In the entries below, count each line holding the word "Кормовоз". Answer with the total alone.

[Data excerpts]

>>>

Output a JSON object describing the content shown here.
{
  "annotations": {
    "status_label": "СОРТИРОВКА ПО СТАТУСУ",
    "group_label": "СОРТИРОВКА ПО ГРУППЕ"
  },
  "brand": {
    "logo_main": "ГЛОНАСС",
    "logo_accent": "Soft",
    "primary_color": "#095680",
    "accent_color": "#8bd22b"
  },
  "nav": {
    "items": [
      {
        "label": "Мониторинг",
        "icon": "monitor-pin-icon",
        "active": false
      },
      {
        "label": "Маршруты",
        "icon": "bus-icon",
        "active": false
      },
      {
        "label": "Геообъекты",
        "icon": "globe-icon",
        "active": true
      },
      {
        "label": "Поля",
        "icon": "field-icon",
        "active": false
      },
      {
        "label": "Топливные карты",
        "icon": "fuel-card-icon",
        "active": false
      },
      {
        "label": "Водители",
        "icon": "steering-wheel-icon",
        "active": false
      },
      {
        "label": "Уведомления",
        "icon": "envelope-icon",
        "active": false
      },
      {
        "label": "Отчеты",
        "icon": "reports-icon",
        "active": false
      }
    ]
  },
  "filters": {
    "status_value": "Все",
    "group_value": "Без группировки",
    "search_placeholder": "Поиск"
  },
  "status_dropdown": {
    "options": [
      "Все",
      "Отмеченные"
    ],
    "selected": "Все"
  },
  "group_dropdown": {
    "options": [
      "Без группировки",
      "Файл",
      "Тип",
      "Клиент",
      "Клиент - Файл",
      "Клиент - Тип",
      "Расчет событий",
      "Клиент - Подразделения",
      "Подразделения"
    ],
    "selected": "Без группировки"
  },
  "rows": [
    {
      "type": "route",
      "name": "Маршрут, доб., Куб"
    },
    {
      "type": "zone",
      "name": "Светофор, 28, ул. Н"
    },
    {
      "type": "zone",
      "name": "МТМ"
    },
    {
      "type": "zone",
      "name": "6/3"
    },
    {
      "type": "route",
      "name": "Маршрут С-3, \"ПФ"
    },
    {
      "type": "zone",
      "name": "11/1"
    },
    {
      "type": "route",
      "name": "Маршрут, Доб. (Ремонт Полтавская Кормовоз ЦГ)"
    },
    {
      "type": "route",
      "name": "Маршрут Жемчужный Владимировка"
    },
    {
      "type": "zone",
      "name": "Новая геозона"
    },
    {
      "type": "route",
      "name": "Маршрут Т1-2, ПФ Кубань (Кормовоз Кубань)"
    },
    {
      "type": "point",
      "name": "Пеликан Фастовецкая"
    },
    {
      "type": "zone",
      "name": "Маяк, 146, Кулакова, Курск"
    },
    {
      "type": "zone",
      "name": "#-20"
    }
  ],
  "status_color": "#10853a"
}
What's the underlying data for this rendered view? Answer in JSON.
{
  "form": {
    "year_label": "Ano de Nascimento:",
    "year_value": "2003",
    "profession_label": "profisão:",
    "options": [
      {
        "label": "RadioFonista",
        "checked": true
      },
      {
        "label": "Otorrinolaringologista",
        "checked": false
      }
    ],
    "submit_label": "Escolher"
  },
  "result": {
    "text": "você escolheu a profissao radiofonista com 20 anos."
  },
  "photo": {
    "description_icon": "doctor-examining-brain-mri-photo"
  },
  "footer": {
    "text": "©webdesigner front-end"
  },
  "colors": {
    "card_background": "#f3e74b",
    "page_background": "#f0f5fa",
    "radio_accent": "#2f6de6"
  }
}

<<<

Result of this exercise: 2